TEXT TO READ
○ ○ ○ ○

Wednesday, March 30, 2011

Hotspots 1 & 2 & personal experience

The main point of the first author is that sexism and sexist language does not only affect women. Even though women are commonly thought of as the abused or unequal sex men might be the ones that have the harder time.
The main point of the second author is that women aren’t unmarked and that there is no typical woman. She mainly argues that women do have a hard time and that they feminists and laws that are unfair to men shouldn’t be considered male bashing because there are legitimate reasons for them. For men you can be a “typical guy” but for a women there is always a certain way to describe her. For instance a man with a buzz cut, wearing jeans and a t-shirt you can’t assume that much of him whereas a woman wearing tight clothing or a low cut shirt is assumed to be looking for a good time.
One of the parts of the first reading that stood out to me the most was paragraph 25 on page 135. “If he does not, he will be labeled as impotent. While it is sexist to call a woman frigid, it is acceptable to call a man impotent” “the sex manuals are ready to warn him that if he reaches orgasm before a specified time, he is guilty of premature ejaculation.” This idea really seems quite unfair to me as it hold men to a higher standard when it comes to what gender is supposed to approach the other. It also makes a good point about who has the ultimate liability in sex. While not wanting to go into detail, it is considered a problem that is the man’s fault if he is unable to please the woman or if he orgasms too soon. Women are capable of being sexually bad or having sexual shortcomings too, such as once having heard a friend refer to someone as a dead fish, because they didn’t participate that much. It is unfair to call men sexist for ways in which women are treated differently and then not admit to anything affecting men as being sexist towards men. It is hypocritical to say you need to treat women equally and hold them to the same standard as men, and continue to hold prejudices against men and get angry at them when they don’t treat you in a chivalrous way as if they you can’t open a door for yourself.

○ ○ ○ ○

LISTED ENTRIES
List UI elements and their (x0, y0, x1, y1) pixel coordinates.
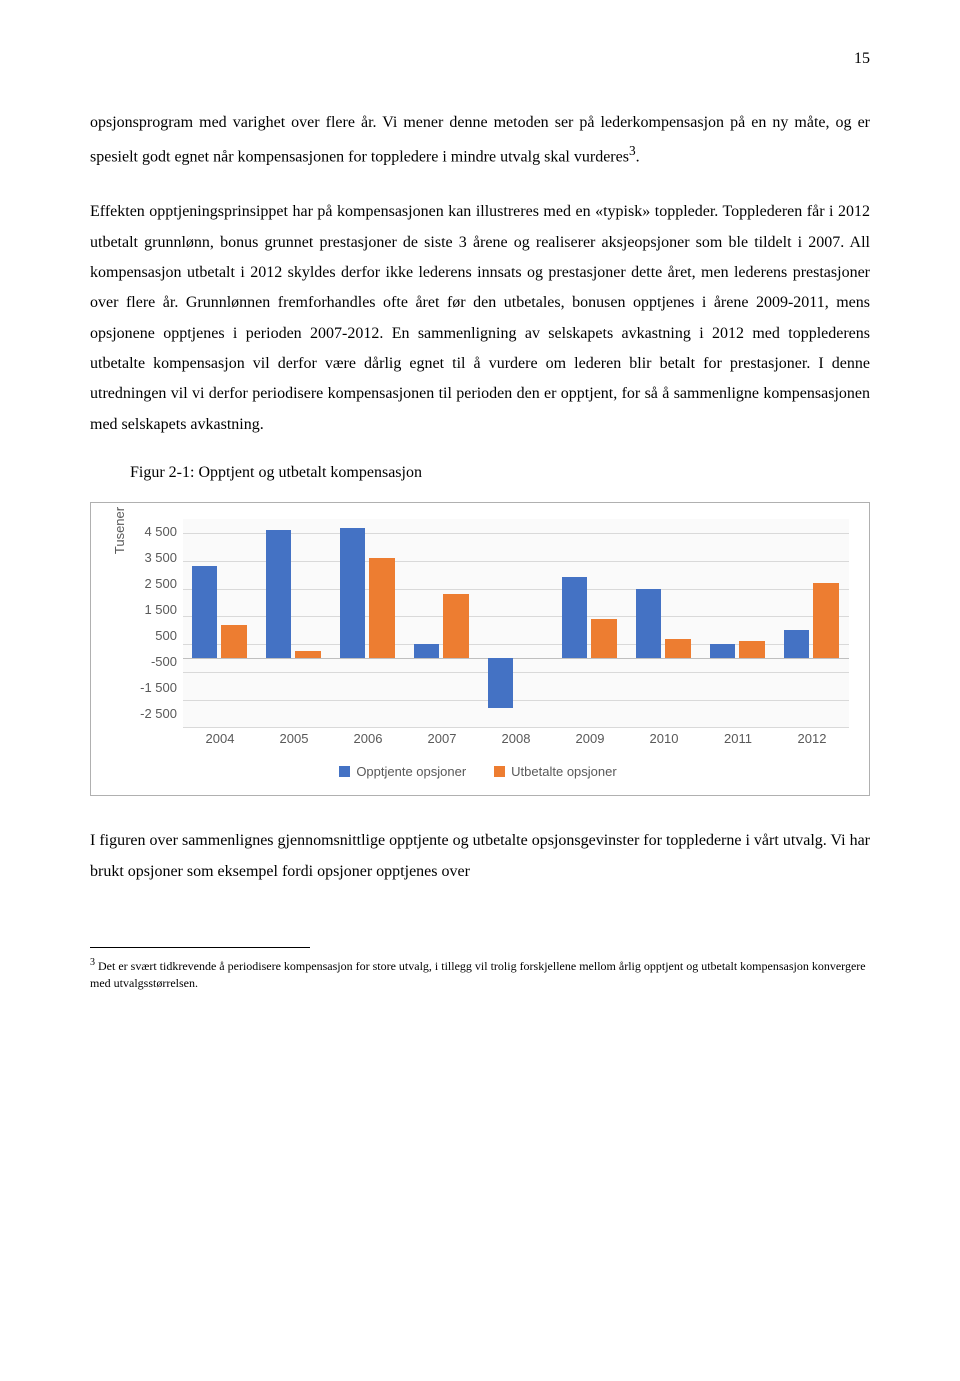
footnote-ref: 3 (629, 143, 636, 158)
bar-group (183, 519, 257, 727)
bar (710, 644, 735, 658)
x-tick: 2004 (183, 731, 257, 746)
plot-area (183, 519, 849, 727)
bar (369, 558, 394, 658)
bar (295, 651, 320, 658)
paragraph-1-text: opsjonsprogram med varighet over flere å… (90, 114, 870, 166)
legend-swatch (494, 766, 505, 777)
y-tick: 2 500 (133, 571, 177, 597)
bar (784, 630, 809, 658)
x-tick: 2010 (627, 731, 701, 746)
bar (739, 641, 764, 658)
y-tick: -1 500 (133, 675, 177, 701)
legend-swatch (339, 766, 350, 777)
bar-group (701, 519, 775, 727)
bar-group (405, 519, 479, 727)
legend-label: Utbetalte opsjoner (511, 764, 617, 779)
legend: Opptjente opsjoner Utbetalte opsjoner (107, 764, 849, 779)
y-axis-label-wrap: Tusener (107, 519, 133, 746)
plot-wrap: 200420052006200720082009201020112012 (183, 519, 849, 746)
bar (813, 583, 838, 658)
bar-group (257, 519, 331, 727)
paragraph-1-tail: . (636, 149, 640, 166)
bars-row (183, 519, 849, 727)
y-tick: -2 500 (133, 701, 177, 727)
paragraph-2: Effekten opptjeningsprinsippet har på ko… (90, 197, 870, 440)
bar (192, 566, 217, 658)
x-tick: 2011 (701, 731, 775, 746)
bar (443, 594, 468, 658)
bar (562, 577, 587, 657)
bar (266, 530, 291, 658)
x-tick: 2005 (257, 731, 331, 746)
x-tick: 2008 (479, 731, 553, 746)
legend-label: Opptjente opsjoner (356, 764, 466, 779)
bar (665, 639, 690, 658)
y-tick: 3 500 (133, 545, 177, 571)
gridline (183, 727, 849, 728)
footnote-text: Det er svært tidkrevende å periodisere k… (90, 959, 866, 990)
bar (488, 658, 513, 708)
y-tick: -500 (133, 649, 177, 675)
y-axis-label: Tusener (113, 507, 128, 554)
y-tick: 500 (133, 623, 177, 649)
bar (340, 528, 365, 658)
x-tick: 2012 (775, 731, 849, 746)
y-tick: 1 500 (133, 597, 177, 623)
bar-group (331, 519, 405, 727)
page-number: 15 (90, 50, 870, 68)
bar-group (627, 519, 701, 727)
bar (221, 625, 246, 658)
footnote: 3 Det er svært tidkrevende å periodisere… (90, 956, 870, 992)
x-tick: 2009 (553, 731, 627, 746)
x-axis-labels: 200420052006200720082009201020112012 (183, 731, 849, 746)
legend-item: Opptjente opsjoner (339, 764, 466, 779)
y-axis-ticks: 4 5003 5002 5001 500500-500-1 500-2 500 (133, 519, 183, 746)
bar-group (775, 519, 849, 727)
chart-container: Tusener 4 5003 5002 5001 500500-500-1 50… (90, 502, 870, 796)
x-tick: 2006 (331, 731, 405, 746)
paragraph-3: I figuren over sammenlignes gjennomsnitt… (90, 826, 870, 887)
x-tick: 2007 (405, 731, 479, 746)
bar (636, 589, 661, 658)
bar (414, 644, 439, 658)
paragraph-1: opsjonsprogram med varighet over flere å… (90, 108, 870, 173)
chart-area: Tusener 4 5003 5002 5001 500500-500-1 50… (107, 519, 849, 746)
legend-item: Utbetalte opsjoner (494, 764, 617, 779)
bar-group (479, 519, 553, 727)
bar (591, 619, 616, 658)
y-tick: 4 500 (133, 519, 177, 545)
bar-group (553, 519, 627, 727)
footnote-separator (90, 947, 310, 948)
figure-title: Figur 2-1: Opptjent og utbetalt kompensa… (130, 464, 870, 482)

○ ○ ○ ○

OBJECTIVE 1
List every item of clothing that the post on sexist language mentions.
OBJECTIVE 2
Do the following statements agree with the post on sexist language? Answer yes or no for each and quote the words that decide it.
(a) The second author holds that there is no typical woman.
(b) The passage cited from the first reading is paragraph 25 on page 135.
(c) The quoted passage calls it acceptable to call a woman frigid.

FINAL RESULT 1
jeans, a t-shirt, tight clothing, a low cut shirt

FINAL RESULT 2
(a) Yes: "women aren’t unmarked and that there is no typical woman"
(b) Yes: "paragraph 25 on page 135"
(c) No: "While it is sexist to call a woman frigid, it is acceptable to call a man impotent"